> **YOUR TASK**:
Pull out every one of the lines below word for word, and leave the pictures out of your answer.
......
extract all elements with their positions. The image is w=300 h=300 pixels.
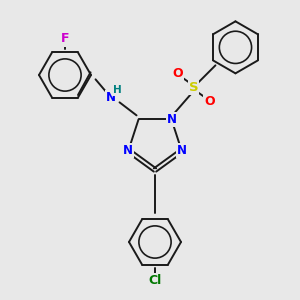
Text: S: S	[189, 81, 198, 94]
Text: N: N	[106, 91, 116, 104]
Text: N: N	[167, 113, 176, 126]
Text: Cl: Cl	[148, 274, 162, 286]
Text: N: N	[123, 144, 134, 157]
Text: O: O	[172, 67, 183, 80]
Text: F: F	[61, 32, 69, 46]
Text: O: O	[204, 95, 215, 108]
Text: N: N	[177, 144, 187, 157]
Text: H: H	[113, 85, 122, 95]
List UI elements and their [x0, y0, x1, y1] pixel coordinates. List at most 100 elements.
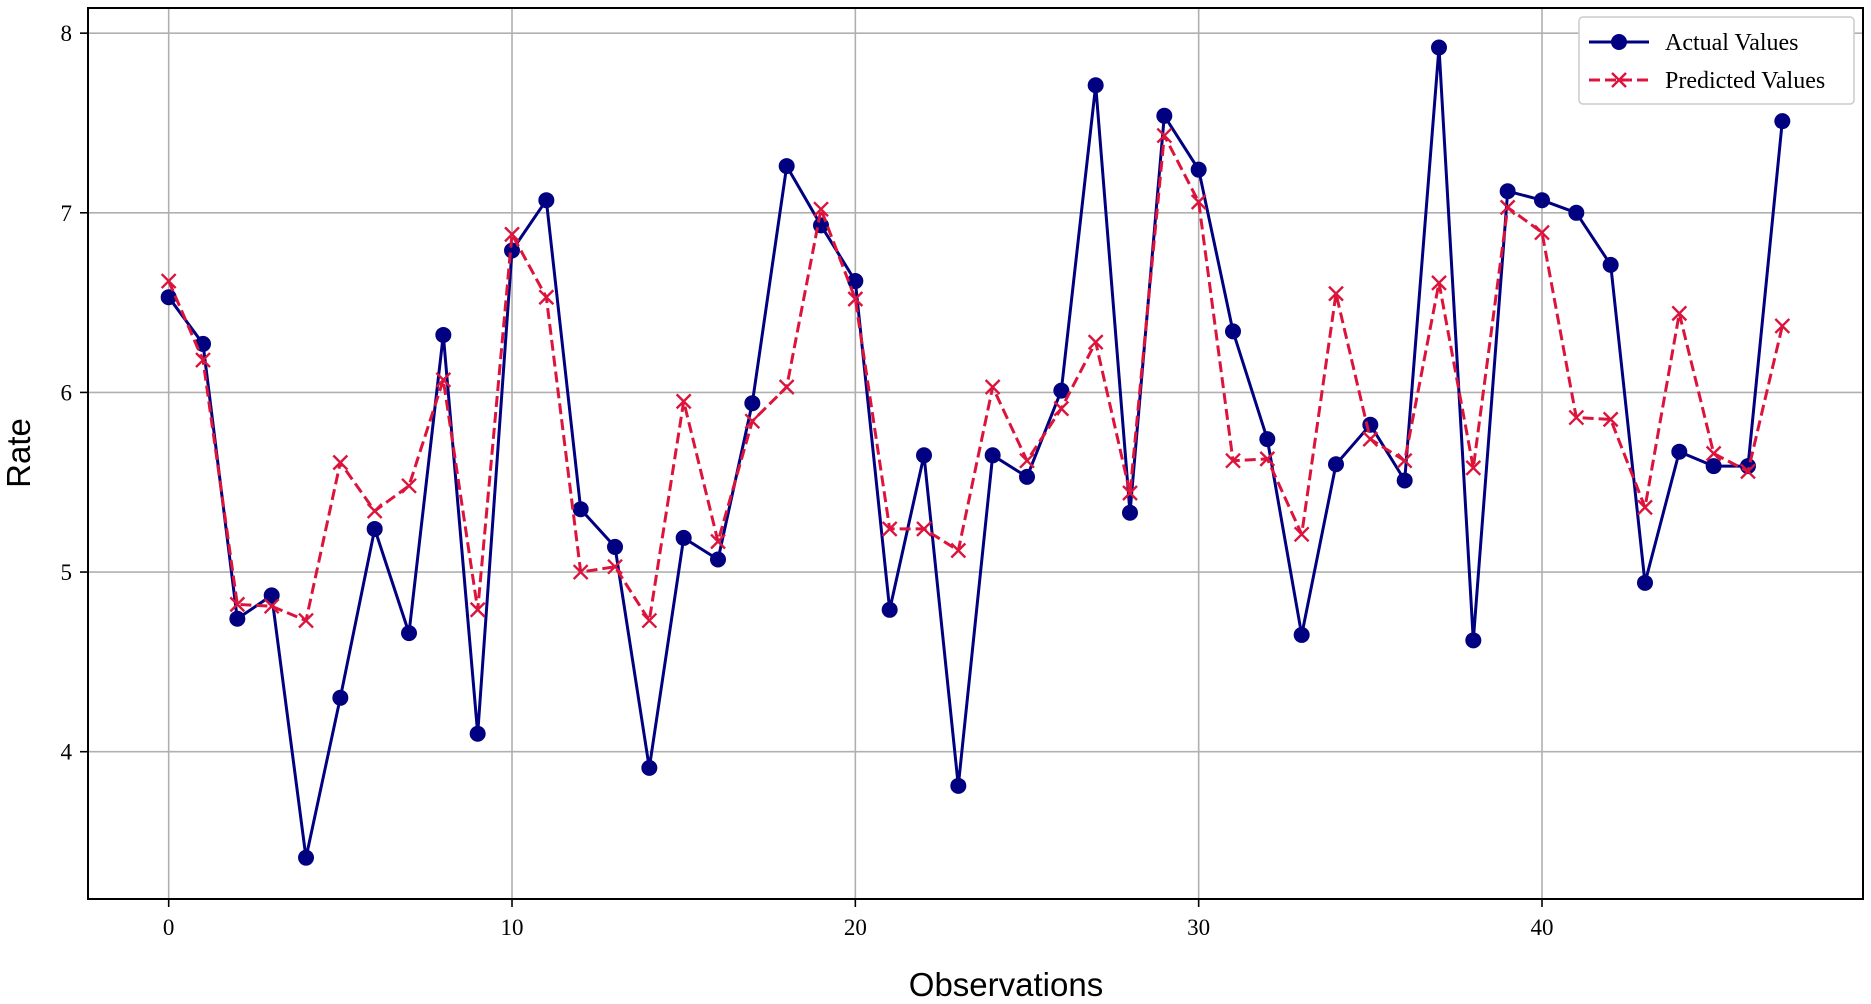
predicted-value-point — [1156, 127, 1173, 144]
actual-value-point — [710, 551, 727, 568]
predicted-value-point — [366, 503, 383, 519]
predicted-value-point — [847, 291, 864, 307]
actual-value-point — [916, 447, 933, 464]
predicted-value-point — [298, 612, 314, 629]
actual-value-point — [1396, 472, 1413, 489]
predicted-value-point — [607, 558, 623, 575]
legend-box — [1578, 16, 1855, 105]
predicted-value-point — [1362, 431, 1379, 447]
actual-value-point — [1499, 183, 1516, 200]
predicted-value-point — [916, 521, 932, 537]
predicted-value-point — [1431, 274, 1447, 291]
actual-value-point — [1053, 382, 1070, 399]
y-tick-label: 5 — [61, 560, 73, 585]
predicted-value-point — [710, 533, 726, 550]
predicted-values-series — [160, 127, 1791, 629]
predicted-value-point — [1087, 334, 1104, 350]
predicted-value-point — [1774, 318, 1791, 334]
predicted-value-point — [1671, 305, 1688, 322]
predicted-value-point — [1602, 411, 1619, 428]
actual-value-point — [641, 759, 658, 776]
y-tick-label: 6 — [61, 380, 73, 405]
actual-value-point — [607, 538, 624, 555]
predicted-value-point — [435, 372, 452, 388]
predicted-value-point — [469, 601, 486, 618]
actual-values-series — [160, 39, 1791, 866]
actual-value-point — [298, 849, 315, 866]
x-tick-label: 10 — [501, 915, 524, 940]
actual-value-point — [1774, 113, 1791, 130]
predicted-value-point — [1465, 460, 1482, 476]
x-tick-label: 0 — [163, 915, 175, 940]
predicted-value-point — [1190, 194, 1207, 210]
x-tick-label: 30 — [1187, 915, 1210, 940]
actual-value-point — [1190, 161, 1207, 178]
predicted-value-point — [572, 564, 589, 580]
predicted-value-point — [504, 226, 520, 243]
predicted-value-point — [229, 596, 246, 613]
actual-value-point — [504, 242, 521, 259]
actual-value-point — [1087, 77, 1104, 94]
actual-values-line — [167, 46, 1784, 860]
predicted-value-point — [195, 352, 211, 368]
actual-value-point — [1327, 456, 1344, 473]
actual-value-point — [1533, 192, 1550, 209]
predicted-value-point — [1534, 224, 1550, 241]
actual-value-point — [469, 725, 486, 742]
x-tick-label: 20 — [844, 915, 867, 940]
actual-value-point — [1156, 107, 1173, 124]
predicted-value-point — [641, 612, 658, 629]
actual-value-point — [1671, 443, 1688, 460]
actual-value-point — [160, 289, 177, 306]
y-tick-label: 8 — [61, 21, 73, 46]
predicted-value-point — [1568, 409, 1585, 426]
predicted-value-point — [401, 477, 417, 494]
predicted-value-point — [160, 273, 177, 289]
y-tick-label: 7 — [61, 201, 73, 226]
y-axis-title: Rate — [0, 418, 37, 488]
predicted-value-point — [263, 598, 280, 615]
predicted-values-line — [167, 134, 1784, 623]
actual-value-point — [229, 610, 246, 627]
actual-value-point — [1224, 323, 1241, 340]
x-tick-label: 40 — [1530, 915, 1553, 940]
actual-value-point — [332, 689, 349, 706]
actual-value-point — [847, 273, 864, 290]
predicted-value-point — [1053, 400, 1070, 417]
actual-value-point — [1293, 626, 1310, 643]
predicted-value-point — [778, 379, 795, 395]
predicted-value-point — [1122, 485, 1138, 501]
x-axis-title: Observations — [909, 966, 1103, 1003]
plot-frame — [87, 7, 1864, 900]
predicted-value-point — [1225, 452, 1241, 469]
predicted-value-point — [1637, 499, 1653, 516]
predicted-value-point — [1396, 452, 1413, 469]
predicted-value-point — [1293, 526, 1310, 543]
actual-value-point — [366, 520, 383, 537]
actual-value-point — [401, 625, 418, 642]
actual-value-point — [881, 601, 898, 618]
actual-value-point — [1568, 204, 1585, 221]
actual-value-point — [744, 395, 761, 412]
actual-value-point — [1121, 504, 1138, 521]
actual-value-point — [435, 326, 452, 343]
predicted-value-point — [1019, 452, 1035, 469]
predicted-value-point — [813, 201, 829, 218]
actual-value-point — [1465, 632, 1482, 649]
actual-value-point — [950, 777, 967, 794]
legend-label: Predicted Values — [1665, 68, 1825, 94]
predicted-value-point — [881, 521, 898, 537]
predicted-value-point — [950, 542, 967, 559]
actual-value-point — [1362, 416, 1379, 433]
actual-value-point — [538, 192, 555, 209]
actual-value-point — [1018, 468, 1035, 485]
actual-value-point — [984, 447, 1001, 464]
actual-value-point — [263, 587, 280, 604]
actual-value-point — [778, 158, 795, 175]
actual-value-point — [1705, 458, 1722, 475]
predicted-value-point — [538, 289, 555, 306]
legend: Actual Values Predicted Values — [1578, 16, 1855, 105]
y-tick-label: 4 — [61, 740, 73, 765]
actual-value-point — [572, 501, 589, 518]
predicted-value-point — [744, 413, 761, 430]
......
> **COMPLETE OUTPUT**:
extract all elements with their positions. The image is w=300 h=300 pixels.
Text: S: S	[189, 81, 198, 94]
Text: N: N	[106, 91, 116, 104]
Text: N: N	[167, 113, 176, 126]
Text: Cl: Cl	[148, 274, 162, 286]
Text: N: N	[123, 144, 134, 157]
Text: O: O	[172, 67, 183, 80]
Text: F: F	[61, 32, 69, 46]
Text: O: O	[204, 95, 215, 108]
Text: N: N	[177, 144, 187, 157]
Text: H: H	[113, 85, 122, 95]
List UI elements and their [x0, y0, x1, y1] pixel coordinates. List at most 100 elements.
predicted-value-point — [1156, 127, 1173, 144]
actual-value-point — [710, 551, 727, 568]
predicted-value-point — [366, 503, 383, 519]
predicted-value-point — [847, 291, 864, 307]
actual-value-point — [916, 447, 933, 464]
predicted-value-point — [298, 612, 314, 629]
actual-value-point — [1396, 472, 1413, 489]
predicted-value-point — [607, 558, 623, 575]
legend-box — [1578, 16, 1855, 105]
predicted-value-point — [1362, 431, 1379, 447]
actual-value-point — [1499, 183, 1516, 200]
predicted-value-point — [916, 521, 932, 537]
predicted-value-point — [1431, 274, 1447, 291]
actual-value-point — [1053, 382, 1070, 399]
y-tick-label: 5 — [61, 560, 73, 585]
predicted-value-point — [710, 533, 726, 550]
predicted-values-series — [160, 127, 1791, 629]
predicted-value-point — [1087, 334, 1104, 350]
predicted-value-point — [1774, 318, 1791, 334]
predicted-value-point — [1671, 305, 1688, 322]
predicted-value-point — [1602, 411, 1619, 428]
actual-value-point — [641, 759, 658, 776]
y-tick-label: 6 — [61, 380, 73, 405]
actual-value-point — [607, 538, 624, 555]
predicted-value-point — [435, 372, 452, 388]
predicted-value-point — [469, 601, 486, 618]
actual-values-series — [160, 39, 1791, 866]
actual-value-point — [298, 849, 315, 866]
x-tick-label: 10 — [501, 915, 524, 940]
actual-value-point — [1774, 113, 1791, 130]
predicted-value-point — [1465, 460, 1482, 476]
x-tick-label: 0 — [163, 915, 175, 940]
predicted-value-point — [1190, 194, 1207, 210]
x-tick-label: 30 — [1187, 915, 1210, 940]
actual-value-point — [1190, 161, 1207, 178]
predicted-value-point — [572, 564, 589, 580]
predicted-value-point — [504, 226, 520, 243]
predicted-value-point — [229, 596, 246, 613]
actual-value-point — [504, 242, 521, 259]
actual-value-point — [1087, 77, 1104, 94]
actual-values-line — [167, 46, 1784, 860]
predicted-value-point — [195, 352, 211, 368]
actual-value-point — [1327, 456, 1344, 473]
actual-value-point — [1533, 192, 1550, 209]
predicted-value-point — [1534, 224, 1550, 241]
actual-value-point — [469, 725, 486, 742]
x-tick-label: 20 — [844, 915, 867, 940]
actual-value-point — [1156, 107, 1173, 124]
predicted-value-point — [641, 612, 658, 629]
actual-value-point — [1671, 443, 1688, 460]
actual-value-point — [160, 289, 177, 306]
y-tick-label: 8 — [61, 21, 73, 46]
predicted-value-point — [1568, 409, 1585, 426]
predicted-value-point — [401, 477, 417, 494]
predicted-value-point — [160, 273, 177, 289]
y-tick-label: 7 — [61, 201, 73, 226]
y-axis-title: Rate — [0, 418, 37, 488]
predicted-value-point — [263, 598, 280, 615]
predicted-values-line — [167, 134, 1784, 623]
actual-value-point — [229, 610, 246, 627]
actual-value-point — [1224, 323, 1241, 340]
x-tick-label: 40 — [1530, 915, 1553, 940]
actual-value-point — [332, 689, 349, 706]
actual-value-point — [847, 273, 864, 290]
predicted-value-point — [1053, 400, 1070, 417]
actual-value-point — [1293, 626, 1310, 643]
predicted-value-point — [778, 379, 795, 395]
predicted-value-point — [1122, 485, 1138, 501]
x-axis-title: Observations — [909, 966, 1103, 1003]
plot-frame — [87, 7, 1864, 900]
predicted-value-point — [1225, 452, 1241, 469]
predicted-value-point — [1637, 499, 1653, 516]
predicted-value-point — [1396, 452, 1413, 469]
predicted-value-point — [1293, 526, 1310, 543]
actual-value-point — [366, 520, 383, 537]
actual-value-point — [401, 625, 418, 642]
actual-value-point — [881, 601, 898, 618]
actual-value-point — [1568, 204, 1585, 221]
actual-value-point — [744, 395, 761, 412]
actual-value-point — [1121, 504, 1138, 521]
actual-value-point — [435, 326, 452, 343]
predicted-value-point — [1019, 452, 1035, 469]
predicted-value-point — [813, 201, 829, 218]
actual-value-point — [1465, 632, 1482, 649]
actual-value-point — [950, 777, 967, 794]
legend-label: Predicted Values — [1665, 68, 1825, 94]
predicted-value-point — [881, 521, 898, 537]
predicted-value-point — [950, 542, 967, 559]
actual-value-point — [1362, 416, 1379, 433]
actual-value-point — [538, 192, 555, 209]
actual-value-point — [1018, 468, 1035, 485]
actual-value-point — [984, 447, 1001, 464]
actual-value-point — [263, 587, 280, 604]
actual-value-point — [778, 158, 795, 175]
actual-value-point — [1705, 458, 1722, 475]
predicted-value-point — [538, 289, 555, 306]
legend: Actual Values Predicted Values — [1578, 16, 1855, 105]
y-tick-label: 4 — [61, 740, 73, 765]
actual-value-point — [572, 501, 589, 518]
predicted-value-point — [744, 413, 761, 430]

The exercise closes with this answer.